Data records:
# # # # # # #

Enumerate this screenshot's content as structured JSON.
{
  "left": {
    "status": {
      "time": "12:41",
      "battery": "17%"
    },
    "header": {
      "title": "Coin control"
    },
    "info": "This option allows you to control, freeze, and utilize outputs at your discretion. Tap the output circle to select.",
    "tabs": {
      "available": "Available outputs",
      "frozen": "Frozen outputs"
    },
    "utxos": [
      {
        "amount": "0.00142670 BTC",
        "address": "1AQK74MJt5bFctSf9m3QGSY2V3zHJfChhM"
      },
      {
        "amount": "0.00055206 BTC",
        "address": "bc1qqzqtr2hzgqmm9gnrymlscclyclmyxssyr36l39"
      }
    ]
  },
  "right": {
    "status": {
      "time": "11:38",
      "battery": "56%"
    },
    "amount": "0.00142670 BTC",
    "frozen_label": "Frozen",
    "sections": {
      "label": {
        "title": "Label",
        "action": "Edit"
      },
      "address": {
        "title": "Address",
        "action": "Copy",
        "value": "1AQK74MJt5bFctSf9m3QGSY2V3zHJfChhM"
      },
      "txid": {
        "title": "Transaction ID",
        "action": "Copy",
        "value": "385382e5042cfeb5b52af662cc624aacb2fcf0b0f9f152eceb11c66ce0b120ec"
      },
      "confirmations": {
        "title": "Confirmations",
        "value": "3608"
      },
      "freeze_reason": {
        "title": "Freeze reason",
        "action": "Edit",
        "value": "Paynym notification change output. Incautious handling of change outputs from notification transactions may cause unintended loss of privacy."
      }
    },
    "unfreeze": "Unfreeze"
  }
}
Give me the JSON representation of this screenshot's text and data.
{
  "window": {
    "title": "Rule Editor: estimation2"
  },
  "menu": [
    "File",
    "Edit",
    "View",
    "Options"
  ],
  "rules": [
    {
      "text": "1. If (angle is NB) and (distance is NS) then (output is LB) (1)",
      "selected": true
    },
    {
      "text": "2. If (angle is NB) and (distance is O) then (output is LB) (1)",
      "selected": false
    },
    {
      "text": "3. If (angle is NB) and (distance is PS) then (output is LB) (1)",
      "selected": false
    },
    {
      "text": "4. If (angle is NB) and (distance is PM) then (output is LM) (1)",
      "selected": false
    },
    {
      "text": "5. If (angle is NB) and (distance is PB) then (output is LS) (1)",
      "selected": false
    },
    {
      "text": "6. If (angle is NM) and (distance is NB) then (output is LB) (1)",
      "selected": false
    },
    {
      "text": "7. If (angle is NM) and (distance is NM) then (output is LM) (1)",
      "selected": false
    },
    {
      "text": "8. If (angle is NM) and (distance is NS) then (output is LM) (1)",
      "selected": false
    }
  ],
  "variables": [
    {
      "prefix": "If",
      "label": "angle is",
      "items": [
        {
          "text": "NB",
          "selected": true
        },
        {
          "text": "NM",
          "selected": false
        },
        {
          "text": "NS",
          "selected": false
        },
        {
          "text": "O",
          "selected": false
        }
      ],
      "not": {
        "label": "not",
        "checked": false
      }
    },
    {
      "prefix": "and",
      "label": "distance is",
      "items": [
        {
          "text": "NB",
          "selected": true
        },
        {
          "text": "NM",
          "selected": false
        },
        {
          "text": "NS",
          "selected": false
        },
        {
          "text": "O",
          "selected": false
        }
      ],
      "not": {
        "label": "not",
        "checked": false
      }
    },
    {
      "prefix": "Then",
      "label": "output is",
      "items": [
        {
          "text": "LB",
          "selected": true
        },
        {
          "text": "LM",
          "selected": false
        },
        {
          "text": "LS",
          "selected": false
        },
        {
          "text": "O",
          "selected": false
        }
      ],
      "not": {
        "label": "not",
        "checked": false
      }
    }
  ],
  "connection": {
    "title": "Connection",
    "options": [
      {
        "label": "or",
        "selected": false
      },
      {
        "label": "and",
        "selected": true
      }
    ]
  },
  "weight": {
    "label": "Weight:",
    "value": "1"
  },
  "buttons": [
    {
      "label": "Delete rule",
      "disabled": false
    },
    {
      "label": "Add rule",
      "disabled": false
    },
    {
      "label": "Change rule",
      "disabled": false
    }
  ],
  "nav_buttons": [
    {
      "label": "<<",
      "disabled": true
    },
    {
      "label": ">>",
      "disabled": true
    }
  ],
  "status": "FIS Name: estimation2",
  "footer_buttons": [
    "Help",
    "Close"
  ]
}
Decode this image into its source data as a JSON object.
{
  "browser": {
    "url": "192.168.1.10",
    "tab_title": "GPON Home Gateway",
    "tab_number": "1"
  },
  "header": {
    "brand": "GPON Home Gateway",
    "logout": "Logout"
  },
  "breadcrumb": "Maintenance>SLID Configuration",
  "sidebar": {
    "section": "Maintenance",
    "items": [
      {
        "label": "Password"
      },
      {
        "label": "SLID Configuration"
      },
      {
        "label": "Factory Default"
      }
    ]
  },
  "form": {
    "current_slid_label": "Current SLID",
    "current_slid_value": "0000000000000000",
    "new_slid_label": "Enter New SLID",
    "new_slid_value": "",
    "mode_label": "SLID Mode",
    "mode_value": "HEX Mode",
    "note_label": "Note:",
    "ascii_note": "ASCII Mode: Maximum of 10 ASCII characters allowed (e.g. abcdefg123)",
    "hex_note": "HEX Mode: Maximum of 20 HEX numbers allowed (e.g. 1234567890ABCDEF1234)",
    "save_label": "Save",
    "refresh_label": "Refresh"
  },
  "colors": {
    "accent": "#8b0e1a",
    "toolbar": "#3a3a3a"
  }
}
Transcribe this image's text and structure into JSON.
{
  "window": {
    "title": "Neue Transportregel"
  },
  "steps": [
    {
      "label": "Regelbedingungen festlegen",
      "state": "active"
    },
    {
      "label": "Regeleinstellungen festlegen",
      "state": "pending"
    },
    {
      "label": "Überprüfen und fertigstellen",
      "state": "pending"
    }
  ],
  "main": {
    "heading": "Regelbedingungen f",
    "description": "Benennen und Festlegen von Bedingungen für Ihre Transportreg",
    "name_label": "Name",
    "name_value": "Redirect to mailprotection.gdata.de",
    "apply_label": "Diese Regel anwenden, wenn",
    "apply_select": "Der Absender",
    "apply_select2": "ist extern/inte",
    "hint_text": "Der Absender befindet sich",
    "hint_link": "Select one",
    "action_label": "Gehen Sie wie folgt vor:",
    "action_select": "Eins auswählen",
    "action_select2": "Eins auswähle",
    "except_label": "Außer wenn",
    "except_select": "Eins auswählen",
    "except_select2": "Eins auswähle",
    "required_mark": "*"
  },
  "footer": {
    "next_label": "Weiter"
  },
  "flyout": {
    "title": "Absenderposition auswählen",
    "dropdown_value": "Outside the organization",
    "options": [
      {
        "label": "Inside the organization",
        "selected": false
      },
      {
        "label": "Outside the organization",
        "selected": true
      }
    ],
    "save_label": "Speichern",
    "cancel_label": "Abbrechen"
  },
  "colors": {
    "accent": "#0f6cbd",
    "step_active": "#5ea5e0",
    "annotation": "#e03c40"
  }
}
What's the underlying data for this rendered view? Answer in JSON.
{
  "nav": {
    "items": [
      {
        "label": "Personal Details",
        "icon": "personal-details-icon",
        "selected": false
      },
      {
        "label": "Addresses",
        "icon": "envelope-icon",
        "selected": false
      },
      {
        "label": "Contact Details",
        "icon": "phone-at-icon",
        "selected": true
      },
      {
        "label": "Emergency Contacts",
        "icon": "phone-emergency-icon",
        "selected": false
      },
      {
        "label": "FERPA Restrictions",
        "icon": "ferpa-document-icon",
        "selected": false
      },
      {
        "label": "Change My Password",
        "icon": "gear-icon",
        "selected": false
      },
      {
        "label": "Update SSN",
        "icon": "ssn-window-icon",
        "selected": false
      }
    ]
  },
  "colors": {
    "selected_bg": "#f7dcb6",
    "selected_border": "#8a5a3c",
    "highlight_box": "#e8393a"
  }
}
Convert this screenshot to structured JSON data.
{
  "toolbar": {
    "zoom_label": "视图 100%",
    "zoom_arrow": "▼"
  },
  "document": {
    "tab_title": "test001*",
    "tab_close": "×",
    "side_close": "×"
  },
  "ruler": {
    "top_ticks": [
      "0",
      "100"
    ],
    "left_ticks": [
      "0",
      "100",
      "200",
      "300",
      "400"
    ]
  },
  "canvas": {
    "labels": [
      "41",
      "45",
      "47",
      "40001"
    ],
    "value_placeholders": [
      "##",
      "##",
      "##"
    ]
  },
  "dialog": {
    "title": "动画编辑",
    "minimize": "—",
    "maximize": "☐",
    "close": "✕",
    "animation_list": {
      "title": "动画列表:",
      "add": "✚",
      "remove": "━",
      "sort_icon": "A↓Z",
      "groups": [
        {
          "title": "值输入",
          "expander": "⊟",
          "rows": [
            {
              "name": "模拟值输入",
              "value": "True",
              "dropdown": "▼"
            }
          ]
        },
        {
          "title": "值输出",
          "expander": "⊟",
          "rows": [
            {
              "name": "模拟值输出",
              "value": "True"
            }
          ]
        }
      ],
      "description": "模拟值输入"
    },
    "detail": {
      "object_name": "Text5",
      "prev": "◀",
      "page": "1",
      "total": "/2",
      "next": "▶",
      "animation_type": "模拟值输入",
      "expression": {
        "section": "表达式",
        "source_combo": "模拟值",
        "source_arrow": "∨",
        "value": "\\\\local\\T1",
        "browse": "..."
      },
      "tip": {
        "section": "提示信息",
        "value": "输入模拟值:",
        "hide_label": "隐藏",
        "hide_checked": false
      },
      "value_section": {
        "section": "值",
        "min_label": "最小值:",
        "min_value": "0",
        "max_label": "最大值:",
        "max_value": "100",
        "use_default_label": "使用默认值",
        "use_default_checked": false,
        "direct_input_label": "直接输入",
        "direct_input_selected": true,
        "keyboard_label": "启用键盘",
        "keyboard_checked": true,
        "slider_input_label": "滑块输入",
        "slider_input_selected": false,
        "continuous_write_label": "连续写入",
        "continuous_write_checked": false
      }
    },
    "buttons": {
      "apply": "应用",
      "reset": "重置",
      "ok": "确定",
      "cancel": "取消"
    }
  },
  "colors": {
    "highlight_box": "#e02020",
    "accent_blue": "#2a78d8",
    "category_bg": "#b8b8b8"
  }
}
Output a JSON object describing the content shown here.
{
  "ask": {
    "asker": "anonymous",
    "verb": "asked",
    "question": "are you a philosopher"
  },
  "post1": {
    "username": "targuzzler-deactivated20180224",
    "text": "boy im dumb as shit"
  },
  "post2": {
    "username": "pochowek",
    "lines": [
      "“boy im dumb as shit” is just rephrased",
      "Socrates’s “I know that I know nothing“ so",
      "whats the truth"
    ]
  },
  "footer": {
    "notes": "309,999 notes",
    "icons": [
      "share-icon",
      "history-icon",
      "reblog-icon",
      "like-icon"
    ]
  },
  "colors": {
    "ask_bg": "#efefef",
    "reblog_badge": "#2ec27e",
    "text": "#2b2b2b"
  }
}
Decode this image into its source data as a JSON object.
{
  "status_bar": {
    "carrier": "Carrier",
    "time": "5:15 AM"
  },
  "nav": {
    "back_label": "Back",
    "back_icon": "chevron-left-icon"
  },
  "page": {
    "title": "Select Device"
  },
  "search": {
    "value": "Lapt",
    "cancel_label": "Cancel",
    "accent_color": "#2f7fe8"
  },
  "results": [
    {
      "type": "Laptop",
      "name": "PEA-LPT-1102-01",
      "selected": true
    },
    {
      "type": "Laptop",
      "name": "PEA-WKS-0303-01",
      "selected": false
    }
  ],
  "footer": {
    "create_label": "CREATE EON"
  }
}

# # # # # # #

**Aim**
Return each line of the data that contains the string "content".

**Expected answer**
Enumerate this screenshot's content as structured JSON.
Output a JSON object describing the content shown here.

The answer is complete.